◆ **Given problem**
Exact repetition of every entry is required.

Excerpts from a figure dataset
=======

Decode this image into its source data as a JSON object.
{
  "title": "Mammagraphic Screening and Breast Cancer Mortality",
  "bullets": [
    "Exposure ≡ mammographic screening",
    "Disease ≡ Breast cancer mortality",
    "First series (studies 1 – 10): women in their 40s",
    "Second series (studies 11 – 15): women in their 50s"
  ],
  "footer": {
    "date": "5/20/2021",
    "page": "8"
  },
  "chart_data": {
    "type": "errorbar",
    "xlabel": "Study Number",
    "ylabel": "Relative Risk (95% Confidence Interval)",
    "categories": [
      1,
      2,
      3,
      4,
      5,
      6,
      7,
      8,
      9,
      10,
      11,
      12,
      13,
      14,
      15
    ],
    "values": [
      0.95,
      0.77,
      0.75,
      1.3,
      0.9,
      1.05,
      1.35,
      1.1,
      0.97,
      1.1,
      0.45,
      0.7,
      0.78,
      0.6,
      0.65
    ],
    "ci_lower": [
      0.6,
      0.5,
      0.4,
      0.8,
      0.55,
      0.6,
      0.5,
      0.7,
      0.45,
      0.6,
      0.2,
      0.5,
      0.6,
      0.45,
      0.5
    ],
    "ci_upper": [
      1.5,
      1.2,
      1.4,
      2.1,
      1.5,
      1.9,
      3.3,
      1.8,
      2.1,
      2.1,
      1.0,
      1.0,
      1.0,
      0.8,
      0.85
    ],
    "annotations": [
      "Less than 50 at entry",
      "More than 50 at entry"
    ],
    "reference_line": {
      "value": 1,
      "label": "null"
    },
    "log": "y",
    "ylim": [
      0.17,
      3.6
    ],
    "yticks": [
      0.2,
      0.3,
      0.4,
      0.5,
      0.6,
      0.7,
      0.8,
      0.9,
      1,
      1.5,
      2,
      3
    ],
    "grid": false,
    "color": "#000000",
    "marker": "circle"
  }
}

=======

◆ **Solution**
Decode this image into its source data as a JSON object.
{
  "title": "Mammagraphic Screening and Breast Cancer Mortality",
  "bullets": [
    "Exposure ≡ mammographic screening",
    "Disease ≡ Breast cancer mortality",
    "First series (studies 1 – 10): women in their 40s",
    "Second series (studies 11 – 15): women in their 50s"
  ],
  "footer": {
    "date": "5/20/2021",
    "page": "8"
  },
  "chart_data": {
    "type": "errorbar",
    "xlabel": "Study Number",
    "ylabel": "Relative Risk (95% Confidence Interval)",
    "categories": [
      1,
      2,
      3,
      4,
      5,
      6,
      7,
      8,
      9,
      10,
      11,
      12,
      13,
      14,
      15
    ],
    "values": [
      0.95,
      0.77,
      0.75,
      1.3,
      0.9,
      1.05,
      1.35,
      1.1,
      0.97,
      1.1,
      0.45,
      0.7,
      0.78,
      0.6,
      0.65
    ],
    "ci_lower": [
      0.6,
      0.5,
      0.4,
      0.8,
      0.55,
      0.6,
      0.5,
      0.7,
      0.45,
      0.6,
      0.2,
      0.5,
      0.6,
      0.45,
      0.5
    ],
    "ci_upper": [
      1.5,
      1.2,
      1.4,
      2.1,
      1.5,
      1.9,
      3.3,
      1.8,
      2.1,
      2.1,
      1.0,
      1.0,
      1.0,
      0.8,
      0.85
    ],
    "annotations": [
      "Less than 50 at entry",
      "More than 50 at entry"
    ],
    "reference_line": {
      "value": 1,
      "label": "null"
    },
    "log": "y",
    "ylim": [
      0.17,
      3.6
    ],
    "yticks": [
      0.2,
      0.3,
      0.4,
      0.5,
      0.6,
      0.7,
      0.8,
      0.9,
      1,
      1.5,
      2,
      3
    ],
    "grid": false,
    "color": "#000000",
    "marker": "circle"
  }
}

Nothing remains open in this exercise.